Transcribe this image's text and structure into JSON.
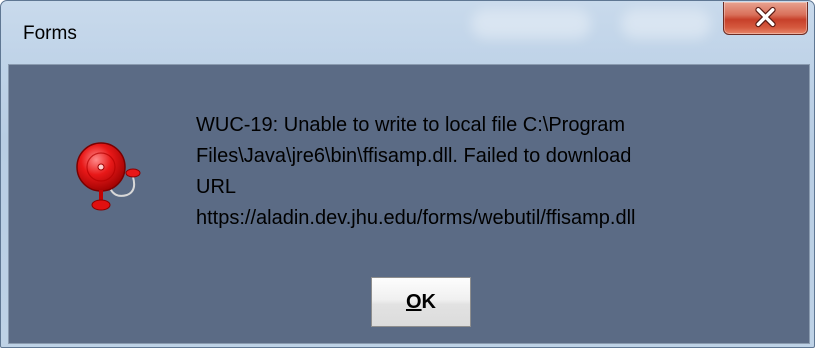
{
  "window": {
    "title": "Forms",
    "close_glyph": "x"
  },
  "dialog": {
    "icon": "alarm-bell-icon",
    "message_lines": [
      "WUC-19: Unable to write to local file C:\\Program",
      "Files\\Java\\jre6\\bin\\ffisamp.dll. Failed to download",
      "URL",
      "https://aladin.dev.jhu.edu/forms/webutil/ffisamp.dll"
    ],
    "ok_mnemonic": "O",
    "ok_rest": "K"
  },
  "colors": {
    "client_bg": "#5b6b85",
    "close_red": "#c7402a",
    "bell_red": "#e01010"
  }
}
•••••
- Given problem -
Repeat the records above exactly, leaving out any pictures they contain.

- Worked solution -
Transcribe this image's text and structure into JSON.
{
  "window": {
    "title": "Forms",
    "close_glyph": "x"
  },
  "dialog": {
    "icon": "alarm-bell-icon",
    "message_lines": [
      "WUC-19: Unable to write to local file C:\\Program",
      "Files\\Java\\jre6\\bin\\ffisamp.dll. Failed to download",
      "URL",
      "https://aladin.dev.jhu.edu/forms/webutil/ffisamp.dll"
    ],
    "ok_mnemonic": "O",
    "ok_rest": "K"
  },
  "colors": {
    "client_bg": "#5b6b85",
    "close_red": "#c7402a",
    "bell_red": "#e01010"
  }
}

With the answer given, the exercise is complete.